■ Provided records
○ ○ ○ ○ ○ ○ ○

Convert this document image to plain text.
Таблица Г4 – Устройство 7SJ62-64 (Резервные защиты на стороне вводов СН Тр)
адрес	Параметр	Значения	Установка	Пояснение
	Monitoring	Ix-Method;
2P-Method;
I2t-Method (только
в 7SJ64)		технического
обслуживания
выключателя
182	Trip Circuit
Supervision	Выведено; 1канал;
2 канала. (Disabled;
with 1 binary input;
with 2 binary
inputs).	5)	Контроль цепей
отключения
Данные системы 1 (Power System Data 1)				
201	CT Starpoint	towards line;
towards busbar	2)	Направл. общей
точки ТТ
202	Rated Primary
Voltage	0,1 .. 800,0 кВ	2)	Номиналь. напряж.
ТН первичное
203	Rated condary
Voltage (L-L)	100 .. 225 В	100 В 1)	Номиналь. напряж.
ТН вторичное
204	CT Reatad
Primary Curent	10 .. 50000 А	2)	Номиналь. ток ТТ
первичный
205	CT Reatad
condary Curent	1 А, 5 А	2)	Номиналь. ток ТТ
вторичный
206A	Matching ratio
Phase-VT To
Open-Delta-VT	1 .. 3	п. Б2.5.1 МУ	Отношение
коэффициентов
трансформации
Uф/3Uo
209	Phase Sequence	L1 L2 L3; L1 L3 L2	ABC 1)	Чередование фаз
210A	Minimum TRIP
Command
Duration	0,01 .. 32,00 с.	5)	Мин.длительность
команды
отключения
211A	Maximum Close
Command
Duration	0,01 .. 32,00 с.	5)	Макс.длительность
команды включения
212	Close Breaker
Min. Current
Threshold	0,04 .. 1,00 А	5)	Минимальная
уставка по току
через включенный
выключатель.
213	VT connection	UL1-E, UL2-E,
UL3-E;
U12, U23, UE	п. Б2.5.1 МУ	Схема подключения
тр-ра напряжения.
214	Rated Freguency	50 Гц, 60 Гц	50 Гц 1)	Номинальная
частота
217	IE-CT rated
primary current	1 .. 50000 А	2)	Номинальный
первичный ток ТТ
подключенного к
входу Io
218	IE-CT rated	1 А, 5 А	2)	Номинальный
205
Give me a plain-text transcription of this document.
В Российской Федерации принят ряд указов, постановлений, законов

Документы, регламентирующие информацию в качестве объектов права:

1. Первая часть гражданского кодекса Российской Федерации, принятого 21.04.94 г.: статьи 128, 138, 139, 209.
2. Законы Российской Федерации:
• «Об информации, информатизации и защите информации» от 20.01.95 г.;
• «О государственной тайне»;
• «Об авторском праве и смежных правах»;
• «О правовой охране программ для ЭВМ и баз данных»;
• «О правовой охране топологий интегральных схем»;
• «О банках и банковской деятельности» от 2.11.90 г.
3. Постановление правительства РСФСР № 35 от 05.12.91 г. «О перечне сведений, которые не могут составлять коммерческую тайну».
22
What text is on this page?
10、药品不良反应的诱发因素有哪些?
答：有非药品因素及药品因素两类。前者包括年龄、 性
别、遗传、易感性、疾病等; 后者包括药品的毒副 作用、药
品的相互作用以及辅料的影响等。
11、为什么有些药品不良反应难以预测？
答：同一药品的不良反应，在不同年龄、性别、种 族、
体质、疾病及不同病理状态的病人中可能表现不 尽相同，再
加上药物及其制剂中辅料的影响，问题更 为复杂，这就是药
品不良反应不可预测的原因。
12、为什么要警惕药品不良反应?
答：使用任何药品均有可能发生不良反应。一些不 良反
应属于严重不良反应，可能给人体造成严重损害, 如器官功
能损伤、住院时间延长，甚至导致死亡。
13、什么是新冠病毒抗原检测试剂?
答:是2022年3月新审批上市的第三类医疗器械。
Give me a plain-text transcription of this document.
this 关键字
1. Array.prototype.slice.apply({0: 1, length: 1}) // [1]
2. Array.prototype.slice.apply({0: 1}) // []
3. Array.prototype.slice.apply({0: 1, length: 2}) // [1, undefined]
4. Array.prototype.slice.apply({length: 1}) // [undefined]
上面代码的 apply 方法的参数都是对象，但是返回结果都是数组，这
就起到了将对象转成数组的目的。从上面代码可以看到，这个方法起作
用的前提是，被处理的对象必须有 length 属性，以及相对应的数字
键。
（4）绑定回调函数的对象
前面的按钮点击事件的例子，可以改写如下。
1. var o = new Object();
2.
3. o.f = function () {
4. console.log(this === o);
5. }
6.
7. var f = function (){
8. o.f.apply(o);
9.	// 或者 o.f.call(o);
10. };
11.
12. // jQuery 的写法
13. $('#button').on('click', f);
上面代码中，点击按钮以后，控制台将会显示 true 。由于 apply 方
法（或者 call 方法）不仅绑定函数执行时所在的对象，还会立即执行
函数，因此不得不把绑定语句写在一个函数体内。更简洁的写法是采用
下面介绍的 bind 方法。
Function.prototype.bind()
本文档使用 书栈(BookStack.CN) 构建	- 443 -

○ ○ ○ ○ ○ ○ ○

■ Goal
Above are the records; copy every line in them that holds the word "Номинальный".

■ The solution
primary current	1 .. 50000 А	2)	Номинальный
218	IE-CT rated	1 А, 5 А	2)	Номинальный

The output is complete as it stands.